◆ **TASK**:
Find the lines that contain the word "JSON" and copy each one.

◆ **INFORMATION GIVEN**:
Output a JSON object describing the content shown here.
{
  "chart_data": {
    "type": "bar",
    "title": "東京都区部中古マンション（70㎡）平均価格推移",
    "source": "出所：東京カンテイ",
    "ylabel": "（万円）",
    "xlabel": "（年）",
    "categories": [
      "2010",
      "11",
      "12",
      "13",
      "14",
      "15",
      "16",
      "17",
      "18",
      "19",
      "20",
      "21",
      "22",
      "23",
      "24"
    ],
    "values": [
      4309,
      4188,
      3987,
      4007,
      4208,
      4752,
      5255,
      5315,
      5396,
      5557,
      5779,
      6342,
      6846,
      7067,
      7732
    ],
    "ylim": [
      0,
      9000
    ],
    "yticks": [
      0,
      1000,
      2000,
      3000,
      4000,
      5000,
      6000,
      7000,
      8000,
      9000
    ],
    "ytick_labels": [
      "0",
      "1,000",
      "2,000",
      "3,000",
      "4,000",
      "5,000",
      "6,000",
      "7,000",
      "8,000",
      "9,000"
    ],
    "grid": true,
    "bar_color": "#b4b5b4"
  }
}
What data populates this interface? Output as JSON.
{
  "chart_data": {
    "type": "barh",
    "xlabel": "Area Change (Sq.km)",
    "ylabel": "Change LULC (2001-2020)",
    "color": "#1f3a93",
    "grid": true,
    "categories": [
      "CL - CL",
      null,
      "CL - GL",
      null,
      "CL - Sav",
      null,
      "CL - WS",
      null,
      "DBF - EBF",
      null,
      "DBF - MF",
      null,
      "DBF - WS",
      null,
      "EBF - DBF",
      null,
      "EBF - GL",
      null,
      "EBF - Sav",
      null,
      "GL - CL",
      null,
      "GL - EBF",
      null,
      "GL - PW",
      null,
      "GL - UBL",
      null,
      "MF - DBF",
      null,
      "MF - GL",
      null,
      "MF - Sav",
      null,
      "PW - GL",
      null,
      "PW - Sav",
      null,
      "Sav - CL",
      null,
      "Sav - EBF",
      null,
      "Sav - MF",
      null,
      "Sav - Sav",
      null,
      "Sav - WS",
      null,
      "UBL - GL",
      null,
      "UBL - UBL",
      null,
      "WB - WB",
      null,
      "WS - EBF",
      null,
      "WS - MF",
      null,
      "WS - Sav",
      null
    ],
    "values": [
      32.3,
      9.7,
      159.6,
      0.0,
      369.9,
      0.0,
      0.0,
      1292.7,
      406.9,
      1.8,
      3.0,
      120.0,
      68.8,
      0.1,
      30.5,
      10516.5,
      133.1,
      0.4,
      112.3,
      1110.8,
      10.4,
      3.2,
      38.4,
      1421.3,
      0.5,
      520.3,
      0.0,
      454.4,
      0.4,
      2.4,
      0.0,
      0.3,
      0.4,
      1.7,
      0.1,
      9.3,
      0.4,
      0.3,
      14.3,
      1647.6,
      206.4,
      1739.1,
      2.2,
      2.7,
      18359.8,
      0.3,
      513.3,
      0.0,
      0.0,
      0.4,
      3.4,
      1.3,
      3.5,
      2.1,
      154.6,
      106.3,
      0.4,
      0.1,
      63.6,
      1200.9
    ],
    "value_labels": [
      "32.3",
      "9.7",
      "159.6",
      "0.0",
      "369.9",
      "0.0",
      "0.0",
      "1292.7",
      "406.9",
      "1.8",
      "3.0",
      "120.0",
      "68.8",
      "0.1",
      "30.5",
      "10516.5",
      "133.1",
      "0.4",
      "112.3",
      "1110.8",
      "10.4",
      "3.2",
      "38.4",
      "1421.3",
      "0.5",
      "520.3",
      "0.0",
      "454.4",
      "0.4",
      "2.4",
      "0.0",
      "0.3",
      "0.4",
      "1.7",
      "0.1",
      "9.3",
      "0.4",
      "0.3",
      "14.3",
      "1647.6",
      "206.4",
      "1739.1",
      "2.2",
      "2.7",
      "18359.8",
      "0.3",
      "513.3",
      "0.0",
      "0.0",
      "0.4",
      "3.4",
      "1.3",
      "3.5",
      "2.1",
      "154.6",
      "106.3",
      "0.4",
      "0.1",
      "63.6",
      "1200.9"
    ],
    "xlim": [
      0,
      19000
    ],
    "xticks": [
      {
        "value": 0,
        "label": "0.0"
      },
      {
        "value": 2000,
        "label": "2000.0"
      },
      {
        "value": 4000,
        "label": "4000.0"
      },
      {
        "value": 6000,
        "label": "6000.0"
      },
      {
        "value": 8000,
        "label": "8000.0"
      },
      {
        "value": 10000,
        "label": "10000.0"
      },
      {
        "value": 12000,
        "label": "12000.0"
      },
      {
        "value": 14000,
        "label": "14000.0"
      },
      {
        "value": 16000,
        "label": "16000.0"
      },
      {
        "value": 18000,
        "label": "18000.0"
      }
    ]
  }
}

◆ **WRITTEN RESPONSE**:
Output a JSON object describing the content shown here.
What data populates this interface? Output as JSON.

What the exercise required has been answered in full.